* [Provided records]

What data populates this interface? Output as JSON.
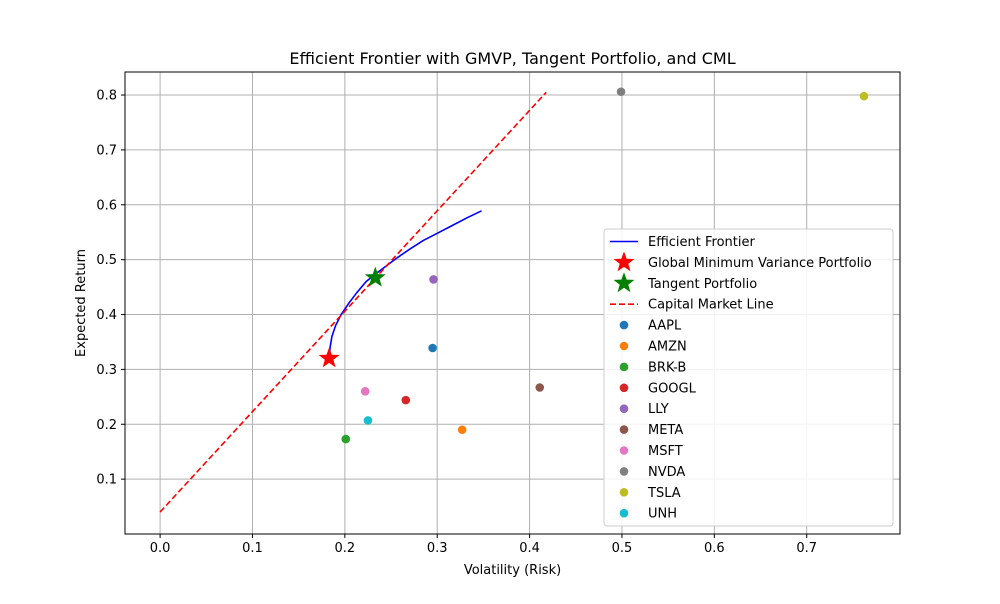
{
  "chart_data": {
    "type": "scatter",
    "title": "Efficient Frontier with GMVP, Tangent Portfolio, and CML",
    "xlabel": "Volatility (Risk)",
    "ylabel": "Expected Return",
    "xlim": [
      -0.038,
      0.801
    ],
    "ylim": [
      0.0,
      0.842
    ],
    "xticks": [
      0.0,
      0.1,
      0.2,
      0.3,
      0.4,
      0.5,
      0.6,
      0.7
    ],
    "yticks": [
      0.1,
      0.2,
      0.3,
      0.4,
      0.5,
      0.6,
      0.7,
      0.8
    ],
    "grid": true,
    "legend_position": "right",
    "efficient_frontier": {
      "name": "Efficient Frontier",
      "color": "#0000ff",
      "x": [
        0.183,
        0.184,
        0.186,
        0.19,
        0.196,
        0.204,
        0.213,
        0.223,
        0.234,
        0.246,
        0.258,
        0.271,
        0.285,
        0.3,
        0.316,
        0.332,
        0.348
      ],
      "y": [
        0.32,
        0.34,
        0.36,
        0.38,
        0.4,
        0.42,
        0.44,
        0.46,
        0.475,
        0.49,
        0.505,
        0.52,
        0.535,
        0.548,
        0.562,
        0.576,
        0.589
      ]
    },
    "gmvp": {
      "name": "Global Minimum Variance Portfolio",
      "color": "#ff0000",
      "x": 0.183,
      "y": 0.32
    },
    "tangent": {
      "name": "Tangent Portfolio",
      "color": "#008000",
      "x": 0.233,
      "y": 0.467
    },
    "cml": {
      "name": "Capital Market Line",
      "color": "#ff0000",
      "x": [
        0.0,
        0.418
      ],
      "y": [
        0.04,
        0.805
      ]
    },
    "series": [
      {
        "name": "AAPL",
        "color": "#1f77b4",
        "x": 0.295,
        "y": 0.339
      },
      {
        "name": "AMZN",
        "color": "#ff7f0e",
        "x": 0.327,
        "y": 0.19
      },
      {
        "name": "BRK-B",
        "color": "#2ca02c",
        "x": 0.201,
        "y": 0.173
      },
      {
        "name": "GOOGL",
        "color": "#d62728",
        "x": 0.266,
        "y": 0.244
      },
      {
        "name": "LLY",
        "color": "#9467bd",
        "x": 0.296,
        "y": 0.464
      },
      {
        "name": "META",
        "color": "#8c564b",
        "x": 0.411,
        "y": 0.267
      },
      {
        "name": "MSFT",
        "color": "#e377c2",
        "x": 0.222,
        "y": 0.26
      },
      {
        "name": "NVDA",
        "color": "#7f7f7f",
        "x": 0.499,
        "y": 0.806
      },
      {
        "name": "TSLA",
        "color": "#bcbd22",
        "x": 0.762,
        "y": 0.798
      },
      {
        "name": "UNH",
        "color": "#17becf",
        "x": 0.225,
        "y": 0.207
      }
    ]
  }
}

---

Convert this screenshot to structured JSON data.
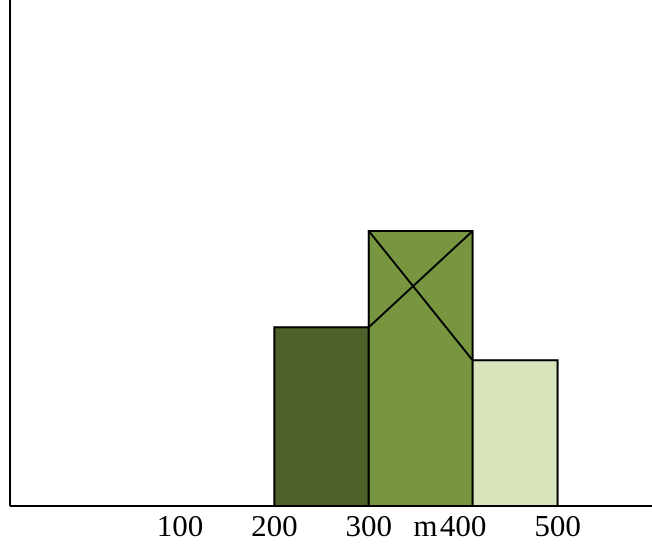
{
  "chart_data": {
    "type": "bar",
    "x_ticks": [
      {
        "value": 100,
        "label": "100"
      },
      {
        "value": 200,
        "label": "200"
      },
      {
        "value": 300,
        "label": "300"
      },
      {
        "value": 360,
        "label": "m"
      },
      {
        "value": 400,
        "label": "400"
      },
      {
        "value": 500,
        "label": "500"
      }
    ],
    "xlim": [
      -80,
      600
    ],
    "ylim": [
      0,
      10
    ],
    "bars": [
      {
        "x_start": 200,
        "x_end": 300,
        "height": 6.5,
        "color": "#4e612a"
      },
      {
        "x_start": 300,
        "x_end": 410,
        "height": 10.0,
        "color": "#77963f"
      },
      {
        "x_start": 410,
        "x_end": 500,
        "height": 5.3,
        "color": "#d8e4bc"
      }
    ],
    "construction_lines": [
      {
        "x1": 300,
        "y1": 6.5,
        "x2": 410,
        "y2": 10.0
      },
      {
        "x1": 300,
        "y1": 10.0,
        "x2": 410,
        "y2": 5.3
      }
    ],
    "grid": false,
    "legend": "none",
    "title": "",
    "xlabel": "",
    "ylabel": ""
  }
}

* [Task] Scan the material for lines with the word "Portfolio", and copy each line you find.

* [Solution]
    "title": "Efficient Frontier with GMVP, Tangent Portfolio, and CML",
      "name": "Global Minimum Variance Portfolio",
      "name": "Tangent Portfolio",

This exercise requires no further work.